## GOAL
Every line below that holds the string "Cortex" should be copied out.

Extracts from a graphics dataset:
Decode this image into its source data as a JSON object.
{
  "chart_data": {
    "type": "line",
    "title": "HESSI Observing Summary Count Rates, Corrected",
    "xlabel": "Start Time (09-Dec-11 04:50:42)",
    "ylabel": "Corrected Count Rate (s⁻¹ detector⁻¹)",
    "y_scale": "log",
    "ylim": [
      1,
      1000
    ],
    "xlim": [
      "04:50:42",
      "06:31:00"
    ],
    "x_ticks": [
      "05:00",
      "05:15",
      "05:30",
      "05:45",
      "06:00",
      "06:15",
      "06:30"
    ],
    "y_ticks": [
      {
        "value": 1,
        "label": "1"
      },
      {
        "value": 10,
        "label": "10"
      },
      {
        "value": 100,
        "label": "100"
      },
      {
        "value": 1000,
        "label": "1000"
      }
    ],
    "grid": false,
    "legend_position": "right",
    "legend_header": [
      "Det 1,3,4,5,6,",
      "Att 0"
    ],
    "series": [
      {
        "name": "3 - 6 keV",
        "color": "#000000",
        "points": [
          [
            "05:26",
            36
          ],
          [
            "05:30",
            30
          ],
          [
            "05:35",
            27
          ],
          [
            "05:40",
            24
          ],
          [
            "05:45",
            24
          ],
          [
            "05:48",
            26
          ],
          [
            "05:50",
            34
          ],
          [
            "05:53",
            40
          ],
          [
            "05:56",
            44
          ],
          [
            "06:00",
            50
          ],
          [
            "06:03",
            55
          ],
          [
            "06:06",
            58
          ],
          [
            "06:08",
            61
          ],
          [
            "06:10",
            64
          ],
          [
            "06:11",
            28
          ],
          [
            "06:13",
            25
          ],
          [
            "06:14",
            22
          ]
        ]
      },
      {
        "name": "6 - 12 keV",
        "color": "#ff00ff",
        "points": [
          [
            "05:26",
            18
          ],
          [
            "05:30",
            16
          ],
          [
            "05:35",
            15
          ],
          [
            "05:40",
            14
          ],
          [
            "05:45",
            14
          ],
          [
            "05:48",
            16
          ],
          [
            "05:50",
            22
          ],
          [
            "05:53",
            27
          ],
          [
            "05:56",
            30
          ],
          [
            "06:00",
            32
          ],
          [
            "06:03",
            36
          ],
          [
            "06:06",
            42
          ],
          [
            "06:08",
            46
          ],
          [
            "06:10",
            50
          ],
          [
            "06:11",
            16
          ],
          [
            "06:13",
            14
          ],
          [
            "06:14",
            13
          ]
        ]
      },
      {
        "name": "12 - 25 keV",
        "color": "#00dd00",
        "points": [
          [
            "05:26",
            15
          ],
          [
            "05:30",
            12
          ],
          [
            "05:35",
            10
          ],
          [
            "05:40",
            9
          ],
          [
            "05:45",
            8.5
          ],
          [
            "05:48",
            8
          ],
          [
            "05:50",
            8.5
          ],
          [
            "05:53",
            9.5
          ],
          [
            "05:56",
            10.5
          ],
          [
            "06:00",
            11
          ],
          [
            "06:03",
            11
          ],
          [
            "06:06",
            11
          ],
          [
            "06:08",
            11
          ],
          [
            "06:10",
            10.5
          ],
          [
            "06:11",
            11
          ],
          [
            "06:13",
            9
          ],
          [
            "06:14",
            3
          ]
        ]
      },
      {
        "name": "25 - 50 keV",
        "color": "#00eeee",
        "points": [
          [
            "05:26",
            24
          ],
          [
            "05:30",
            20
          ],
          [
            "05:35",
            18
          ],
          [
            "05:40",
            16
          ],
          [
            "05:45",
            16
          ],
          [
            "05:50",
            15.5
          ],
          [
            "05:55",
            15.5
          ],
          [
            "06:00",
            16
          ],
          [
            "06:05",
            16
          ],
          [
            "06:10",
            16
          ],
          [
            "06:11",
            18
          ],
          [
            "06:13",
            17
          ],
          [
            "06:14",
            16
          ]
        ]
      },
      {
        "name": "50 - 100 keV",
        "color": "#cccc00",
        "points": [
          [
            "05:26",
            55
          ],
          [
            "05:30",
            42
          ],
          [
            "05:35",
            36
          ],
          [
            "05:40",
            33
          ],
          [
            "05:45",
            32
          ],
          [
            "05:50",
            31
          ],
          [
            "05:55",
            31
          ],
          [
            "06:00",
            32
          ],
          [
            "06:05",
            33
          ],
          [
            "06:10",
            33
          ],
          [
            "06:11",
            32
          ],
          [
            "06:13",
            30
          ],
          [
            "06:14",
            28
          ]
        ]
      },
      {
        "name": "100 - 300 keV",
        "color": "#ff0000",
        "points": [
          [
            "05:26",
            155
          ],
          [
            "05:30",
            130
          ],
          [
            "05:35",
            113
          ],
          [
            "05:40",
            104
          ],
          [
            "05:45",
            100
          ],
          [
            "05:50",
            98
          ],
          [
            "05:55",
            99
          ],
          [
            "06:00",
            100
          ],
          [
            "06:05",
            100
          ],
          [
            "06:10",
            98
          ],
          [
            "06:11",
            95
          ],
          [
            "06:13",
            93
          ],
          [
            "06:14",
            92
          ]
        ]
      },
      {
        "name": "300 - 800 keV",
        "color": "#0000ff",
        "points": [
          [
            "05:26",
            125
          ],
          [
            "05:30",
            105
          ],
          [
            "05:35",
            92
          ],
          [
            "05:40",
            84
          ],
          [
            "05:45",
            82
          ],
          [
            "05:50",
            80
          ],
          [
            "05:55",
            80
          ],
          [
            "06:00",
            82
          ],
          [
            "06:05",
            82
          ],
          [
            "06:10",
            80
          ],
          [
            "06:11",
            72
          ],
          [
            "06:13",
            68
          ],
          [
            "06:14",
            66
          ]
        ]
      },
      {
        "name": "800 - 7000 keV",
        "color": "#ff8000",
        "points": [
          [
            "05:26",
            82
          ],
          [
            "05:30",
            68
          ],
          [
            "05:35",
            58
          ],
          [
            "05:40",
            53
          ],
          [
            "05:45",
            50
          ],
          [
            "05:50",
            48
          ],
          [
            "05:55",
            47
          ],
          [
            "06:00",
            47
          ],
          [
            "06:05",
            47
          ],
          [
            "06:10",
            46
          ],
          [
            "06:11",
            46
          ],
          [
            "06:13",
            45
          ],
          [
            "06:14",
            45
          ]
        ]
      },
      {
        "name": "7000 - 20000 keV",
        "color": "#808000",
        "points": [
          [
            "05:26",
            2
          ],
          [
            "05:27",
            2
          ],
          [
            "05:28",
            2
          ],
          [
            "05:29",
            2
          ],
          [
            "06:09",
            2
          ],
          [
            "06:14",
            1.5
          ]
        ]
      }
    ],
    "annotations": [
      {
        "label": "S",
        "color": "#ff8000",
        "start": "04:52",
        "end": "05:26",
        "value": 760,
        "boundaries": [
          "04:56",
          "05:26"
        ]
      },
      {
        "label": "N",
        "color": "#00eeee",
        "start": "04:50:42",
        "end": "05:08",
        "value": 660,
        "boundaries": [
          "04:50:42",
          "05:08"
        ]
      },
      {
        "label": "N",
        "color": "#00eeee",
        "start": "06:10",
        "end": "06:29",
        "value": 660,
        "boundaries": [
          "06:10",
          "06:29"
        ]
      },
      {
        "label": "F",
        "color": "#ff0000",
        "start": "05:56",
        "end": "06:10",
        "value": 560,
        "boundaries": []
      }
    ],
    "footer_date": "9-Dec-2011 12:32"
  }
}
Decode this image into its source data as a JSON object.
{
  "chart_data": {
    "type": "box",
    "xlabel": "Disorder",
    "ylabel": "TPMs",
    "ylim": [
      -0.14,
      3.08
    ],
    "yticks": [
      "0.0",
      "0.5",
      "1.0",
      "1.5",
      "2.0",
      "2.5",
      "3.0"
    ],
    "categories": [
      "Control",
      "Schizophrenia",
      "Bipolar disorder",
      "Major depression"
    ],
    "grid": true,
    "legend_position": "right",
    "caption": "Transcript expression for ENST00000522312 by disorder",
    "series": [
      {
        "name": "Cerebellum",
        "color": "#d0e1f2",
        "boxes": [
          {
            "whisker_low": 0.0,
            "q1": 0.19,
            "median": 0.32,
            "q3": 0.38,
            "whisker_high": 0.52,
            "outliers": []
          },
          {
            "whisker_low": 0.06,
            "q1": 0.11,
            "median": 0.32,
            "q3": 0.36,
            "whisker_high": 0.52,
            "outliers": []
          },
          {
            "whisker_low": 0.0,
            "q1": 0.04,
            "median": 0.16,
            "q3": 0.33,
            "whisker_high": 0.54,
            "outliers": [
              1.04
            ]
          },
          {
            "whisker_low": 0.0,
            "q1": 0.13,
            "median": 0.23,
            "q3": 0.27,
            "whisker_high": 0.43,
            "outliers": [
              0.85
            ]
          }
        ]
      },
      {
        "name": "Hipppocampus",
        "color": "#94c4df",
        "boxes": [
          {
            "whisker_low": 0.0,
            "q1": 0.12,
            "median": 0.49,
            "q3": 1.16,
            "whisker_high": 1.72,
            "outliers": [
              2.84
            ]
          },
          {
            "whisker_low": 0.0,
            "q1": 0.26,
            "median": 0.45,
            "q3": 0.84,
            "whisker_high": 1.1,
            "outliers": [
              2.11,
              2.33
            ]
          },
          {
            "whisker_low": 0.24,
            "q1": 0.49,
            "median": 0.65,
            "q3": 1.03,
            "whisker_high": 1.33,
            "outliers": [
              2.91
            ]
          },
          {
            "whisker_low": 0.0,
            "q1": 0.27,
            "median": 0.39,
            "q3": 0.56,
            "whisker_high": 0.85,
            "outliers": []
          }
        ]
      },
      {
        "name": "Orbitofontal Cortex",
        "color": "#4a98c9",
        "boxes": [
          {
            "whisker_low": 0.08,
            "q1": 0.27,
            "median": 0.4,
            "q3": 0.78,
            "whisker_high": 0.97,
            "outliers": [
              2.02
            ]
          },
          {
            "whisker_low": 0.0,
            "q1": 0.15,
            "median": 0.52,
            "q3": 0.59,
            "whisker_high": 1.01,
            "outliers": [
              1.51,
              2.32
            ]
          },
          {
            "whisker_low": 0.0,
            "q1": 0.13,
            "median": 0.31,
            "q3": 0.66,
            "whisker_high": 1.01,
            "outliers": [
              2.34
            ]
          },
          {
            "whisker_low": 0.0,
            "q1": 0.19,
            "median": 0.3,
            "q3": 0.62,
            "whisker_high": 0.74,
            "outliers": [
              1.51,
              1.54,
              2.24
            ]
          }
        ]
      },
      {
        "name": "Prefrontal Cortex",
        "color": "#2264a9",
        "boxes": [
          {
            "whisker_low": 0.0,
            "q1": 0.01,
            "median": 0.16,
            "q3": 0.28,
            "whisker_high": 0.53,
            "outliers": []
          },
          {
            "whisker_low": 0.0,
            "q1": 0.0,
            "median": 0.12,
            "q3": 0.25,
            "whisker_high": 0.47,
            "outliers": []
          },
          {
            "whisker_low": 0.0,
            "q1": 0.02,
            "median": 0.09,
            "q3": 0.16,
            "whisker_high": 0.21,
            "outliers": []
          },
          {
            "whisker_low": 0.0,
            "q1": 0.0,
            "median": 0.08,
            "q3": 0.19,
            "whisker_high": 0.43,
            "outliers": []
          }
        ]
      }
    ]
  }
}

## RESPONSE TO THIS EXERCISE
        "name": "Orbitofontal Cortex",
        "name": "Prefrontal Cortex",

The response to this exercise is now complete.